Me gustaba ir a verla a su casa. Allí estaba
ella, serena, luminosa, envuelta en elegancia, con una sonrisa radiante. Rosa
Mari era una chica especial. A los dos nos gustaba jugar juntos al ajedrez.
Ella, con sus veinte años, y yo, con mis trece o catorce, disfrutábamos
moviendo los caballos y los alfiles. Al llegar su turno, me decía qué ficha
quería mover, y yo lo hacía por ella. No recuerdo quien ganaba más partidas,
creo que jamás nos importó esto a ninguno de los dos. Aquellos días, llenos de
la luz de la juventud, se hacían más alegres con Rosa Mari.
Un pulmón
de acero
Rosa Mari contrajo de niña la poliomielitis.
Quedo paralítica de piernas y de brazos. En su sencillo y limpio hogar, llamaba
la atención la dura presencia de un pulmón de acero. Ella debía de dormir en
aquella especie de caja acorazada, que le permitía respirar durante el descanso
de la noche. Sus padres, Ulpiano y Paula, dedicaban sus mejores esfuerzos a su
hija, con naturalidad y sin estridencias. Después de charlar con Rosa Mari, uno
volvía a sus quehaceres: el colegio, el fútbol, los amigos, o hablar con alguna
chavala guapa. Después de un mes, al ir a casa de mis primos, volvía a
acercarme al piso de los vecinos, donde vivía Rosa Mari. De nuevo el encuentro
con su serenidad, un rato de conversación, una merienda y, a lo mejor, otra
partida de ajedrez. Siempre la vi sonriente, jamás la escuché una queja. Las
tendría alguna vez, digo yo, pero nunca delante de mí, y fueron un buen puñado
de horas las que estuve con ella, un tiempo que se hacía muy corto.
Todos los jóvenes a los que no nos faltaba nada,
y especialmente una familia estupenda, nos movíamos por el mundo con la
seguridad del águila por el aire, o la del perro pointer en un coto de caza. La
buena vida se endurecía cuando nos topábamos con algo difícil, como el
fallecimiento de un abuelo o la enfermedad de Rosa Mari. Pero tampoco uno
estaba para demasiadas reflexiones. Al vivir aquellas cosas, que no se
entendían muy bien, un chaval se entristece durante un tiempo no muy largo, y
reza algo también no muy extenso. Pero la corriente de la vida seguía fluyendo
impetuosa, con sus actividades y deberes.

———

Instrucciones de trabajo: Transcribe el texto sobre Rosa Mari desde "Ella, con sus" hasta "niña la poliomielitis.", ambos incluidos.

(Datos para detectar la distribución de documentos)
———

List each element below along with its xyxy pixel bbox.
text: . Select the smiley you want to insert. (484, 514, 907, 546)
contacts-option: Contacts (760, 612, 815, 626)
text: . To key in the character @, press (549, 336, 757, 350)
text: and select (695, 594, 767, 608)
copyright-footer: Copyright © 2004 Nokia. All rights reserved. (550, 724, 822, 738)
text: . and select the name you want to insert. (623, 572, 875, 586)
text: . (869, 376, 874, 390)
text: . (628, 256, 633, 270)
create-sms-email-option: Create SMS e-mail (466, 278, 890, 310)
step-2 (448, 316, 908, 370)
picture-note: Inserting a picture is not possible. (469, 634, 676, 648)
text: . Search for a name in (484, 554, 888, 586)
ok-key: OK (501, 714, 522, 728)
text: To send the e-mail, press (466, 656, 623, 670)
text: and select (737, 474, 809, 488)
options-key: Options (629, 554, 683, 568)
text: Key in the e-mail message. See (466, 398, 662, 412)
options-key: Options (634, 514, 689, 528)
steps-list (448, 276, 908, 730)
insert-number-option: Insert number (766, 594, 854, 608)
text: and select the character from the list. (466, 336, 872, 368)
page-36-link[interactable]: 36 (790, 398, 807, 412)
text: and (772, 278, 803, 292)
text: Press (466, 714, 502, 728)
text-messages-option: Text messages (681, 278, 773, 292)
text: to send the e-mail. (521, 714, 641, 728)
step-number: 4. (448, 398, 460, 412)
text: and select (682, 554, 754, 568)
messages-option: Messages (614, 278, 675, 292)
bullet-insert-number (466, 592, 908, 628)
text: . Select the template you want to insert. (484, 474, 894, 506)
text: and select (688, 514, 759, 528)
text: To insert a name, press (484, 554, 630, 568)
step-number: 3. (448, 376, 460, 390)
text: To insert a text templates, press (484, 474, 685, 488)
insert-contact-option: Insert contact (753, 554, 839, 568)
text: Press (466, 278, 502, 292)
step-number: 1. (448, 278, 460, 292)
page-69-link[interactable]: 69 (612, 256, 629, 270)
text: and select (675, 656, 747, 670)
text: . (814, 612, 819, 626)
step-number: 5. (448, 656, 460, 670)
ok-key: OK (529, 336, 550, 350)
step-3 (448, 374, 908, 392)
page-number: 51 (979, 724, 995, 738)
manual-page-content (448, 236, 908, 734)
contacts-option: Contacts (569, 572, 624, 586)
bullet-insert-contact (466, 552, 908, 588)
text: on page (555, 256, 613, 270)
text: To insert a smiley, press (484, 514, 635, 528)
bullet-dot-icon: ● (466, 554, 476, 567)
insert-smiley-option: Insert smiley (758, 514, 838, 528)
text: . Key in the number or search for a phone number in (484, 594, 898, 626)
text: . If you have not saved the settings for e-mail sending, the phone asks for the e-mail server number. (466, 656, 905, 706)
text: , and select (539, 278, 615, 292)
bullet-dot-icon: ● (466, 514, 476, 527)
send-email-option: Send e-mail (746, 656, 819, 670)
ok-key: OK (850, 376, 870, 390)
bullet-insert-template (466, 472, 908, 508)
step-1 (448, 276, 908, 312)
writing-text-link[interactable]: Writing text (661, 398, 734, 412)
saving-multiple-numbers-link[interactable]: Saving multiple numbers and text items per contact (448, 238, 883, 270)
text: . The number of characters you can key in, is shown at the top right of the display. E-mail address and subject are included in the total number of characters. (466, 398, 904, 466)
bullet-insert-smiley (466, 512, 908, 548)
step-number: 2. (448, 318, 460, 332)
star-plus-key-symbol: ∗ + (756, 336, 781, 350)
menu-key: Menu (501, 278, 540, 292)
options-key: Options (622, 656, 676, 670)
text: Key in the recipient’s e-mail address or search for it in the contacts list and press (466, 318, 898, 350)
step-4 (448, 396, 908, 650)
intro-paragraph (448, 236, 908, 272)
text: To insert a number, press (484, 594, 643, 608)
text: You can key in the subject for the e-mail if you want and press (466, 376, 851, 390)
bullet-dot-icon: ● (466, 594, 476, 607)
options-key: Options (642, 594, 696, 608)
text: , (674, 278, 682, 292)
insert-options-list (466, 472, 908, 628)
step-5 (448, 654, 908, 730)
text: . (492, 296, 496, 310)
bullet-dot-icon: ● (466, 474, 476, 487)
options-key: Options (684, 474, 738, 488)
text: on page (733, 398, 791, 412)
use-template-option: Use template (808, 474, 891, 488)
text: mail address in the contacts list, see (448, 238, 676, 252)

———

Respuesta:
Ella, con sus veinte años, y yo, con mis trece o catorce, disfrutábamos
moviendo los caballos y los alfiles. Al llegar su turno, me decía qué ficha
quería mover, y yo lo hacía por ella. No recuerdo quien ganaba más partidas,
creo que jamás nos importó esto a ninguno de los dos. Aquellos días, llenos de
la luz de la juventud, se hacían más alegres con Rosa Mari.
Un pulmón
de acero
Rosa Mari contrajo de niña la poliomielitis.